▶ **WHAT YOU NEED TO DO**
Print out each record below, unaltered and complete, without its images.

----

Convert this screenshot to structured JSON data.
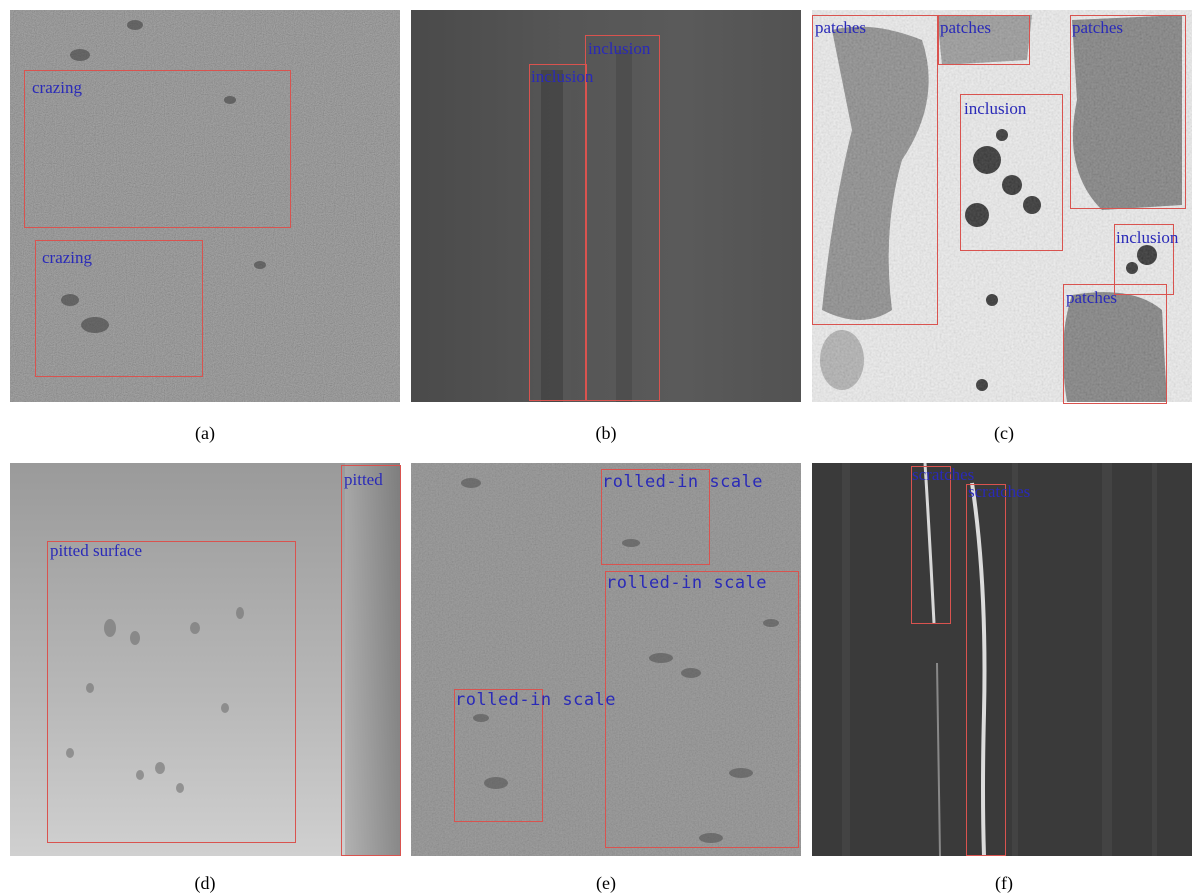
{
  "panels": [
    {
      "caption": "(a)",
      "boxes": [
        {
          "label": "crazing"
        },
        {
          "label": "crazing"
        }
      ]
    },
    {
      "caption": "(b)",
      "boxes": [
        {
          "label": "inclusion"
        },
        {
          "label": "inclusion"
        }
      ]
    },
    {
      "caption": "(c)",
      "boxes": [
        {
          "label": "patches"
        },
        {
          "label": "patches"
        },
        {
          "label": "patches"
        },
        {
          "label": "inclusion"
        },
        {
          "label": "inclusion"
        },
        {
          "label": "patches"
        }
      ]
    },
    {
      "caption": "(d)",
      "boxes": [
        {
          "label": "pitted"
        },
        {
          "label": "pitted surface"
        }
      ]
    },
    {
      "caption": "(e)",
      "boxes": [
        {
          "label": "rolled-in scale"
        },
        {
          "label": "rolled-in scale"
        },
        {
          "label": "rolled-in scale"
        }
      ]
    },
    {
      "caption": "(f)",
      "boxes": [
        {
          "label": "scratches"
        },
        {
          "label": "scratches"
        }
      ]
    }
  ],
  "colors": {
    "box": "#d9534f",
    "label": "#2a2ab8"
  }
}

----

▶ **EXPECTED ANSWER**
Convert this screenshot to structured JSON data.
{
  "panels": [
    {
      "caption": "(a)",
      "boxes": [
        {
          "label": "crazing"
        },
        {
          "label": "crazing"
        }
      ]
    },
    {
      "caption": "(b)",
      "boxes": [
        {
          "label": "inclusion"
        },
        {
          "label": "inclusion"
        }
      ]
    },
    {
      "caption": "(c)",
      "boxes": [
        {
          "label": "patches"
        },
        {
          "label": "patches"
        },
        {
          "label": "patches"
        },
        {
          "label": "inclusion"
        },
        {
          "label": "inclusion"
        },
        {
          "label": "patches"
        }
      ]
    },
    {
      "caption": "(d)",
      "boxes": [
        {
          "label": "pitted"
        },
        {
          "label": "pitted surface"
        }
      ]
    },
    {
      "caption": "(e)",
      "boxes": [
        {
          "label": "rolled-in scale"
        },
        {
          "label": "rolled-in scale"
        },
        {
          "label": "rolled-in scale"
        }
      ]
    },
    {
      "caption": "(f)",
      "boxes": [
        {
          "label": "scratches"
        },
        {
          "label": "scratches"
        }
      ]
    }
  ],
  "colors": {
    "box": "#d9534f",
    "label": "#2a2ab8"
  }
}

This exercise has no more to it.